# Records for processing
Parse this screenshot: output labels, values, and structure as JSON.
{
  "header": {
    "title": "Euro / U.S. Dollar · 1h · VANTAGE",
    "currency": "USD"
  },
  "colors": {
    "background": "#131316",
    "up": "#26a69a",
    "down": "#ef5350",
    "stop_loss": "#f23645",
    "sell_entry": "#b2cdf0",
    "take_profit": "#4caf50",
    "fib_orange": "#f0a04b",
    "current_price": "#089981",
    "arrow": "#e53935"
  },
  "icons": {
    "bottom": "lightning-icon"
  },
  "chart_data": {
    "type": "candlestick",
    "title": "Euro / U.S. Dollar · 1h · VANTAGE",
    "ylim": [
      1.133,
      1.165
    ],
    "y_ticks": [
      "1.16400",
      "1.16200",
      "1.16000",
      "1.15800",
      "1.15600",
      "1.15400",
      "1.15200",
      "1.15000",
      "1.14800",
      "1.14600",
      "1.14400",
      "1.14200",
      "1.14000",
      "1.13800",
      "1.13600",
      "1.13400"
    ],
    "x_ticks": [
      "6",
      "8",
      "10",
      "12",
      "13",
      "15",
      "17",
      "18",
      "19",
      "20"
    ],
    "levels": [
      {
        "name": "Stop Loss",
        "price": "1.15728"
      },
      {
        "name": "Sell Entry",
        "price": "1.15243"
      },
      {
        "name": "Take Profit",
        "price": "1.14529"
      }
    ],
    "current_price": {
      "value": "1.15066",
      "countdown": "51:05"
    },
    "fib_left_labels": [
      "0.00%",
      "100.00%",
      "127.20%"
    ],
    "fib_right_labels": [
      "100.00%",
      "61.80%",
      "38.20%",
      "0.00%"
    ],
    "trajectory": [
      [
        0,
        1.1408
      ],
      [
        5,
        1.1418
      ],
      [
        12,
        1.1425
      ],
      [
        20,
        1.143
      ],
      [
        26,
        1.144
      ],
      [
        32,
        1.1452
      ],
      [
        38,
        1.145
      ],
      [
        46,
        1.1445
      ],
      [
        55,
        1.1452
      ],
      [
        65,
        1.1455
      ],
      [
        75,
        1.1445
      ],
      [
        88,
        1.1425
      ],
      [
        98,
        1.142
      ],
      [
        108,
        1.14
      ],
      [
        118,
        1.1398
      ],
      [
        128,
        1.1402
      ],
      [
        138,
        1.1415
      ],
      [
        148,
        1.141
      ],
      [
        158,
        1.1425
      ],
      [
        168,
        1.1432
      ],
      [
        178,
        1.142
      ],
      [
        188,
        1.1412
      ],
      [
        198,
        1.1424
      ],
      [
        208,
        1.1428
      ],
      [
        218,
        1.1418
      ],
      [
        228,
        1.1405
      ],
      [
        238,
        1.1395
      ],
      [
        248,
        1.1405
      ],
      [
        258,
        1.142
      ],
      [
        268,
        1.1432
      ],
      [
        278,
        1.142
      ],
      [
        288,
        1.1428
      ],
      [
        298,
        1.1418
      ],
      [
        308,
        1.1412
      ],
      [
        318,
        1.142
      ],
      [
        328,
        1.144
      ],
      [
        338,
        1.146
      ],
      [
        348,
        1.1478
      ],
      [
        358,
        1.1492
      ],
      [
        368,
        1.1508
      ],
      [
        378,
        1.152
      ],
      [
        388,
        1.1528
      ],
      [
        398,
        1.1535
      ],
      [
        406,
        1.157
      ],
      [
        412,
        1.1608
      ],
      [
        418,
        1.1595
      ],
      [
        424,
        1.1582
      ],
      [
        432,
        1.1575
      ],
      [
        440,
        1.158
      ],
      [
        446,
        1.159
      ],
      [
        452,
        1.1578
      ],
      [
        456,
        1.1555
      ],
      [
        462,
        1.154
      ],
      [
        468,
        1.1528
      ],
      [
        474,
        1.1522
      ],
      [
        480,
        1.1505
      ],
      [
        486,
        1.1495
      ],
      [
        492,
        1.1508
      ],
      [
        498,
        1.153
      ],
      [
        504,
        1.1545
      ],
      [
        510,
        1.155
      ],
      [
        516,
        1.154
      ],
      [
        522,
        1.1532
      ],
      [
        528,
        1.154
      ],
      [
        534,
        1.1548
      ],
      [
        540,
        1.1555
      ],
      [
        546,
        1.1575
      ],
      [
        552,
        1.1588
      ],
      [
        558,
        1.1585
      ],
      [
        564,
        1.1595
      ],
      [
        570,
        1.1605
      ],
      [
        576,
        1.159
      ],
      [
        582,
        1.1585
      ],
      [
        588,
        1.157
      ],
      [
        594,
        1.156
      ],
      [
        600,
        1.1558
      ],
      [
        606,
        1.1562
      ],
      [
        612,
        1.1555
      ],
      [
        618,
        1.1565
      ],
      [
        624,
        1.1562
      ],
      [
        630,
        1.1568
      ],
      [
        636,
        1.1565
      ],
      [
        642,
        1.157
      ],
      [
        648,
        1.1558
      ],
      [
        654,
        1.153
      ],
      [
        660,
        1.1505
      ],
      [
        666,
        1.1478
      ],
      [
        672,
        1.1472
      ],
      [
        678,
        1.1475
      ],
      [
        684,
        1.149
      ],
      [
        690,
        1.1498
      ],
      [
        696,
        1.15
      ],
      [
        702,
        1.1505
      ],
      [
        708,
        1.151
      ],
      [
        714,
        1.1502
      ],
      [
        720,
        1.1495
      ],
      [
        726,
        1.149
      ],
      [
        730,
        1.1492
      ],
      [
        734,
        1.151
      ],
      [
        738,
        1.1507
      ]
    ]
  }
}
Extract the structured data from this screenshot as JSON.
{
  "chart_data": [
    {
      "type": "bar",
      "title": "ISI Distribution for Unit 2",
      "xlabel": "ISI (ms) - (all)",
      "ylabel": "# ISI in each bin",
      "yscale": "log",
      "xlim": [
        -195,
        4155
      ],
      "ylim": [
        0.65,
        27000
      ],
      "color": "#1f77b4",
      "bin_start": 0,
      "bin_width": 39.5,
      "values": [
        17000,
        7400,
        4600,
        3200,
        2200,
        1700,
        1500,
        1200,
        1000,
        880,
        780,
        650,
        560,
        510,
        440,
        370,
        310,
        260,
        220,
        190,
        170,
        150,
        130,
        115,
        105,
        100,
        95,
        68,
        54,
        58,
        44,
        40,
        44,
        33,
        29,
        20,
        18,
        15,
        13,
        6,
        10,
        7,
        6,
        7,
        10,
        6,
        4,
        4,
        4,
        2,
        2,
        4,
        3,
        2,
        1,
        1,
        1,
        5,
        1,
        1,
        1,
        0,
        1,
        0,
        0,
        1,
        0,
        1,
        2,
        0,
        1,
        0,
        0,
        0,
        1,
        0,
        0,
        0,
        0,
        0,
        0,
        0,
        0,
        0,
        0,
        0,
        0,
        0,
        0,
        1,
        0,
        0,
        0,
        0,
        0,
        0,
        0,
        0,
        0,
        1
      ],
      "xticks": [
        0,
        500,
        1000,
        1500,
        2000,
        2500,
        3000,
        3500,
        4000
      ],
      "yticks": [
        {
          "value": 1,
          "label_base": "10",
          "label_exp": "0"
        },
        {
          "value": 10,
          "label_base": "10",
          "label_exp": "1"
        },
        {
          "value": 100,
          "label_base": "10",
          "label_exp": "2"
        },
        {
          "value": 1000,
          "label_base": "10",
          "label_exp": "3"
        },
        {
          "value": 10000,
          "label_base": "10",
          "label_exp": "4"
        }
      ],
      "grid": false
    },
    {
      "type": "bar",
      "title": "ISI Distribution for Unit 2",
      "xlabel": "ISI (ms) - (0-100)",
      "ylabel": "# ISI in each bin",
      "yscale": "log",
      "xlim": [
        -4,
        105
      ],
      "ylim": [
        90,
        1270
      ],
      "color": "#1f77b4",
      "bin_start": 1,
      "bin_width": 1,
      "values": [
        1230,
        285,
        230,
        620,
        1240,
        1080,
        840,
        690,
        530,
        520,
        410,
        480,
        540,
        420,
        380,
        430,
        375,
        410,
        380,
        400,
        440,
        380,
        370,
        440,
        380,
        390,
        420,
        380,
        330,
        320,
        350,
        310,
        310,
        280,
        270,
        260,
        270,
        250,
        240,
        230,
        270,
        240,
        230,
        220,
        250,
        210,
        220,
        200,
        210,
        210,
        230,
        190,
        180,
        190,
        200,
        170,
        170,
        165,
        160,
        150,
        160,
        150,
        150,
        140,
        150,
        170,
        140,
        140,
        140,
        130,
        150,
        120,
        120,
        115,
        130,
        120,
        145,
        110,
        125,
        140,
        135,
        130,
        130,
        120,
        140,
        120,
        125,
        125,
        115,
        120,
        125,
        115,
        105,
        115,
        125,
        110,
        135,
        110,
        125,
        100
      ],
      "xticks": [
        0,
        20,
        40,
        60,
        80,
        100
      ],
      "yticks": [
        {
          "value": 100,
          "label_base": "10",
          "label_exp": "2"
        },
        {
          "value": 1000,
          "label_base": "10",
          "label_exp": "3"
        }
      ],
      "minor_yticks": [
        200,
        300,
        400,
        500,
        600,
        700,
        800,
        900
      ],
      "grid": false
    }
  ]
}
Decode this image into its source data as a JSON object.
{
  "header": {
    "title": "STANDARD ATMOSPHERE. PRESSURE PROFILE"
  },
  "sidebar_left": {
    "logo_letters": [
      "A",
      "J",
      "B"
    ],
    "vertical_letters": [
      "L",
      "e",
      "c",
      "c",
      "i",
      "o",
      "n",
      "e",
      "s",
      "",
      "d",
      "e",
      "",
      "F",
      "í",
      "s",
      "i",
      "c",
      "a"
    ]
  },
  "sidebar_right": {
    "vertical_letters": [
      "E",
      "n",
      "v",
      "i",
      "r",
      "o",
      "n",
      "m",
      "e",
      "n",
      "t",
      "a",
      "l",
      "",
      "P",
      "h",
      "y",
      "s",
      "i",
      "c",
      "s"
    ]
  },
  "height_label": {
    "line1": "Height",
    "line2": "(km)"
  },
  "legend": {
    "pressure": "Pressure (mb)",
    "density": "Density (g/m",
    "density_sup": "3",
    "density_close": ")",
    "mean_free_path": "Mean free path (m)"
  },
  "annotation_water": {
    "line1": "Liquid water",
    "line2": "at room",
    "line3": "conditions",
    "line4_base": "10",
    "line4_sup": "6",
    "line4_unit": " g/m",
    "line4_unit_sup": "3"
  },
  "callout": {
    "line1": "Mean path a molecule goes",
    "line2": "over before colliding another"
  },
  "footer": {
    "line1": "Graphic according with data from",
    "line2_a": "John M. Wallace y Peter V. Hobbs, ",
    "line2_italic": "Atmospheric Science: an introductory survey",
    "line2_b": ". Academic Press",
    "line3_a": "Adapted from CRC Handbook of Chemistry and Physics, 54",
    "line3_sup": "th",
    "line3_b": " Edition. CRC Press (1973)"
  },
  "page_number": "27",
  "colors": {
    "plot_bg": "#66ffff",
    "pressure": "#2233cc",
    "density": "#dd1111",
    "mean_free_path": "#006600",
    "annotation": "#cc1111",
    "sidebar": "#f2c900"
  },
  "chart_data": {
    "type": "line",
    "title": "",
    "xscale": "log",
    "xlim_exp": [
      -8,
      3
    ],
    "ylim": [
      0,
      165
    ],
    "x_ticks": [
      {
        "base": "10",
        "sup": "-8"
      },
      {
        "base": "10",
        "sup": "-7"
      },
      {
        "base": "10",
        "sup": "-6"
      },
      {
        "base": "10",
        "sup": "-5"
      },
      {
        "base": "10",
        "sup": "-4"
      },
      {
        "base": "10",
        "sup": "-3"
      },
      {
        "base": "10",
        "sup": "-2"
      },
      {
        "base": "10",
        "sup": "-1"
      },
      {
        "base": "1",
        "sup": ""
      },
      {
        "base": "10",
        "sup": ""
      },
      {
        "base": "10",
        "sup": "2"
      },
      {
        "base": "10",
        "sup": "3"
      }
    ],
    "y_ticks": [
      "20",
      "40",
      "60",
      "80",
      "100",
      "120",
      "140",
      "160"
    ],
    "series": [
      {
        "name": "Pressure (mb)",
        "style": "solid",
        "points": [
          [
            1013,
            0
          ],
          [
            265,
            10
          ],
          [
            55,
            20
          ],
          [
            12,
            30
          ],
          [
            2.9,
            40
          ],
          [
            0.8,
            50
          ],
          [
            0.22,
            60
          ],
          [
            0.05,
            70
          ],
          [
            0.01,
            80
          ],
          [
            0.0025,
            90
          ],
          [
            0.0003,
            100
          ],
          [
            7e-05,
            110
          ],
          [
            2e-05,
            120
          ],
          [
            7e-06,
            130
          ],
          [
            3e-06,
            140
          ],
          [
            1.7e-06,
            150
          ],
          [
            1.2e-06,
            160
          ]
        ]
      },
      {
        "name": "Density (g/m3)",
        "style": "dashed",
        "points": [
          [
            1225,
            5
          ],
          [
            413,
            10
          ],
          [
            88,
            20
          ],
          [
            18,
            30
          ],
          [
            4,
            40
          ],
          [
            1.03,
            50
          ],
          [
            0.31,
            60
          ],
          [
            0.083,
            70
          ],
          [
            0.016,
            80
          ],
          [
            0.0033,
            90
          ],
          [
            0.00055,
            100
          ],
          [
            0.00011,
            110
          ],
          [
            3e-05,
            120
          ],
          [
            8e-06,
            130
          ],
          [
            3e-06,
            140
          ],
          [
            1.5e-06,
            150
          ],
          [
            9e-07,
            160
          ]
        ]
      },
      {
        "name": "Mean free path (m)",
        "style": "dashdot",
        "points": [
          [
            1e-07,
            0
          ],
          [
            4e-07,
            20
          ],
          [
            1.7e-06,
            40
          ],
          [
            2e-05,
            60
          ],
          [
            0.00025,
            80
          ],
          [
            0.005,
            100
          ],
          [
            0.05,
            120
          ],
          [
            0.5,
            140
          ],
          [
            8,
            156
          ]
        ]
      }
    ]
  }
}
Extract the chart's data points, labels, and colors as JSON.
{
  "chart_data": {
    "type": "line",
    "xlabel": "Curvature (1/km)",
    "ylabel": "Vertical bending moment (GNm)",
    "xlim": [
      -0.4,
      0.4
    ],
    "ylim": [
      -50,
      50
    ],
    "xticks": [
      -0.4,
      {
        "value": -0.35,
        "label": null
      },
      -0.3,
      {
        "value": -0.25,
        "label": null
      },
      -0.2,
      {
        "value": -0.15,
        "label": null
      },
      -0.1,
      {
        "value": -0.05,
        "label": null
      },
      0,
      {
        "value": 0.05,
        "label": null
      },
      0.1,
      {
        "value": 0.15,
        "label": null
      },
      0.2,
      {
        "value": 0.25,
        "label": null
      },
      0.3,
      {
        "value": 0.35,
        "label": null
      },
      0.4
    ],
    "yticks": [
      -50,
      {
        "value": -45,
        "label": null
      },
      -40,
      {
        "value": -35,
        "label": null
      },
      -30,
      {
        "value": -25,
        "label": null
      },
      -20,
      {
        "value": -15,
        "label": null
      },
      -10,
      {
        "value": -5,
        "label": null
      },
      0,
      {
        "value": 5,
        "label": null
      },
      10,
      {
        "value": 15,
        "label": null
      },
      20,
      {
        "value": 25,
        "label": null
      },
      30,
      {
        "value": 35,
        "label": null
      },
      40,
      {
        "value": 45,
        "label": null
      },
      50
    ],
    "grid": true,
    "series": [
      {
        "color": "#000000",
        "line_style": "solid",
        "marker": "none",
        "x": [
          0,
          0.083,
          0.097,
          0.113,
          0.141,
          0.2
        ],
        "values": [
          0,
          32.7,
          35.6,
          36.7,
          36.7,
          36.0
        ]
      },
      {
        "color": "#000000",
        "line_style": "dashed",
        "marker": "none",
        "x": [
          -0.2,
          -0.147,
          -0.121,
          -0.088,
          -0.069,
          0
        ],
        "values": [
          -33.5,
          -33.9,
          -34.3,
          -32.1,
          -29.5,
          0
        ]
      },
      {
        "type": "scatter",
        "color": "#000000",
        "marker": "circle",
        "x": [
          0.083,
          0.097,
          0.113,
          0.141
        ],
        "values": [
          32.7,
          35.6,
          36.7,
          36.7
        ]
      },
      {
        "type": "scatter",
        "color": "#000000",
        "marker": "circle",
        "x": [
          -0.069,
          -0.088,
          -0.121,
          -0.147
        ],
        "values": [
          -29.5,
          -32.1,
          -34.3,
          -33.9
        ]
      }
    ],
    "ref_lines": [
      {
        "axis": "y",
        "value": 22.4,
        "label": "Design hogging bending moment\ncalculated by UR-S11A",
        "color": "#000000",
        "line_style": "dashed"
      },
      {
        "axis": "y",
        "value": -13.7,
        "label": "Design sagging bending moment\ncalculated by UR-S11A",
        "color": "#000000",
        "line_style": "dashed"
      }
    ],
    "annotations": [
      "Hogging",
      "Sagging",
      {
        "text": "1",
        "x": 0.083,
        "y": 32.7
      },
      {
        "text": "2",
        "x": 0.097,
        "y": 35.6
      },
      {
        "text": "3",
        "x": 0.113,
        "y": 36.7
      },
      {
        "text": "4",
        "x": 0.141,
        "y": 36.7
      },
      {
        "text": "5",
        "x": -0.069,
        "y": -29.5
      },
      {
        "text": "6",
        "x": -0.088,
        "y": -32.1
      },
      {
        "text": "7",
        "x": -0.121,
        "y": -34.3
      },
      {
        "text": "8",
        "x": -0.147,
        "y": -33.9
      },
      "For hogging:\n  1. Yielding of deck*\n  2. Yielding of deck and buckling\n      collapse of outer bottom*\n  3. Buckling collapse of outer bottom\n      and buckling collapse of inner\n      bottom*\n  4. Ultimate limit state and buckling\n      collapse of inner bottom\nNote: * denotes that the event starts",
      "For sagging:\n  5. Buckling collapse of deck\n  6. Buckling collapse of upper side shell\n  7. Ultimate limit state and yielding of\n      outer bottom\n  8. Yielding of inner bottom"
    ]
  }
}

# The problem
Copy out every line of the data that includes "xlabel".

# Expected answer
      "xlabel": "ISI (ms) - (all)",
      "xlabel": "ISI (ms) - (0-100)",
    "xlabel": "Curvature (1/km)",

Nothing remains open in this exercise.